=== WHAT THE EXERCISE ASKS ===
From the entries that follow, gather each line holding the word "приборами".

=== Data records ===
-- Start --
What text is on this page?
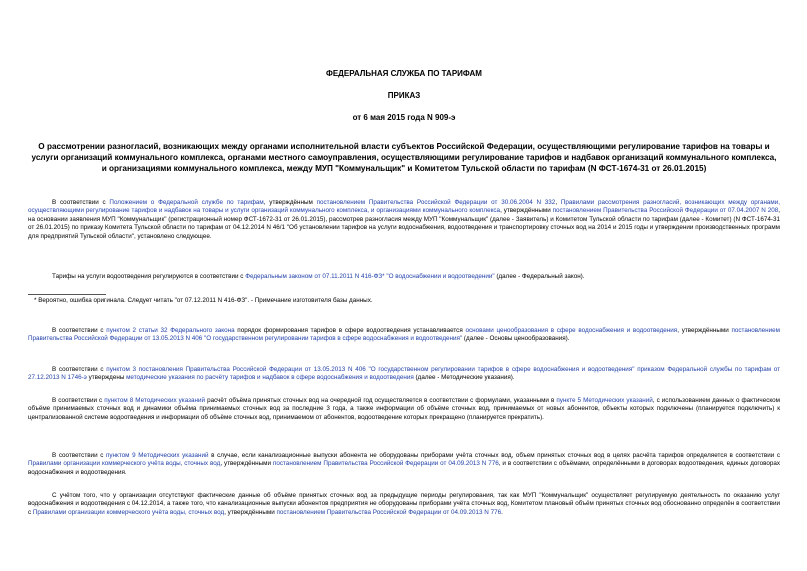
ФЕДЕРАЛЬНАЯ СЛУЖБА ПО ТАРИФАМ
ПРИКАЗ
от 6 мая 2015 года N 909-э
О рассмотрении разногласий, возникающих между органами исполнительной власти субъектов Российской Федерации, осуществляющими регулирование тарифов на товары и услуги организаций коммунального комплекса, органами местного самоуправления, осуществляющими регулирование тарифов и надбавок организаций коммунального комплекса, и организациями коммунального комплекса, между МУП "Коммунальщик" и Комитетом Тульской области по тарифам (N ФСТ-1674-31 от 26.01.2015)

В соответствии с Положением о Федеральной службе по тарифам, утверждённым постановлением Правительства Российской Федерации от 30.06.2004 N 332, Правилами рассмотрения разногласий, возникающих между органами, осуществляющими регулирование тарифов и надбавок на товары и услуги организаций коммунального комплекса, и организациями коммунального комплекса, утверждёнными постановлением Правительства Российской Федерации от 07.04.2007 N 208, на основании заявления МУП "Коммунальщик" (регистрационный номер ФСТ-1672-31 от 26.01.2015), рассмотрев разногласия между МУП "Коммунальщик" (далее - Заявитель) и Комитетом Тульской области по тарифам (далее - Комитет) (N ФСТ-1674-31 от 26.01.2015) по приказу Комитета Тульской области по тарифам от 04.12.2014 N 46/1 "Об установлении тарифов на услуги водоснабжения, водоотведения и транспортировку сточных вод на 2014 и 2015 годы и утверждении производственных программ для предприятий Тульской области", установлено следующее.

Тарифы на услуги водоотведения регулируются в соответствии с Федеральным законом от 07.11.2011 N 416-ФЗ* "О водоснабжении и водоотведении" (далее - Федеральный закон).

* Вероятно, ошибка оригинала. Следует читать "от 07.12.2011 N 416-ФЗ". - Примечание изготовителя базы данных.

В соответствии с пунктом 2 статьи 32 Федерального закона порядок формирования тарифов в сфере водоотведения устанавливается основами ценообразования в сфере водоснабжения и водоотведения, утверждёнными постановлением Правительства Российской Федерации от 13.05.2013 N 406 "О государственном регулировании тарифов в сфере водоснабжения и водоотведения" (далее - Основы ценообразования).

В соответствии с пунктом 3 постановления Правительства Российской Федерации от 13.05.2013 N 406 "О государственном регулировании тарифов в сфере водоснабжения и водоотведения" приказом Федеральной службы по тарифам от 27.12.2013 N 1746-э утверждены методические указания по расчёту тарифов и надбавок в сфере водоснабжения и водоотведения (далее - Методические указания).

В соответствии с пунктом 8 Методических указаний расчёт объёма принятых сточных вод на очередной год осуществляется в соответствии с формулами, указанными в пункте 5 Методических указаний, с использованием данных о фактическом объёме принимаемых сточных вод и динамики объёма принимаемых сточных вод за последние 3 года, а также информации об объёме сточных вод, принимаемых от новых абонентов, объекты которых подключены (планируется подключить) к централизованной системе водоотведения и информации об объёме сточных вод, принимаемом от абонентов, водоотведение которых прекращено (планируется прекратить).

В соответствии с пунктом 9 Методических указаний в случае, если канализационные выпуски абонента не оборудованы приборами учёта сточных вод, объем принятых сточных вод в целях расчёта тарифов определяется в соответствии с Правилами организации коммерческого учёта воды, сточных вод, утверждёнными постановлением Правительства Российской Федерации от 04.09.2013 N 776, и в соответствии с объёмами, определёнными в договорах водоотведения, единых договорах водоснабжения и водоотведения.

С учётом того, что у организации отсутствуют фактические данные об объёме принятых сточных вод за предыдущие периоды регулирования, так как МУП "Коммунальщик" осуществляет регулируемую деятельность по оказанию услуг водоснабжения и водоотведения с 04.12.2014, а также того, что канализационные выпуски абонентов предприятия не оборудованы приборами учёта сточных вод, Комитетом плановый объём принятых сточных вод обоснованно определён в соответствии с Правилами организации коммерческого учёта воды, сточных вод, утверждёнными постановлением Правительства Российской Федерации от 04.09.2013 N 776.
-- End --
=== RESPONSE ===
В соответствии с пунктом 9 Методических указаний в случае, если канализационные выпуски абонента не оборудованы приборами учёта сточных вод, объем принятых сточных вод в целях расчёта тарифов определяется в соответствии с Правилами организации коммерческого учёта воды, сточных вод, утверждёнными постановлением Правительства Российской Федерации от 04.09.2013 N 776, и в соответствии с объёмами, определёнными в договорах водоотведения, единых договорах водоснабжения и водоотведения.
С учётом того, что у организации отсутствуют фактические данные об объёме принятых сточных вод за предыдущие периоды регулирования, так как МУП "Коммунальщик" осуществляет регулируемую деятельность по оказанию услуг водоснабжения и водоотведения с 04.12.2014, а также того, что канализационные выпуски абонентов предприятия не оборудованы приборами учёта сточных вод, Комитетом плановый объём принятых сточных вод обоснованно определён в соответствии с Правилами организации коммерческого учёта воды, сточных вод, утверждёнными постановлением Правительства Российской Федерации от 04.09.2013 N 776.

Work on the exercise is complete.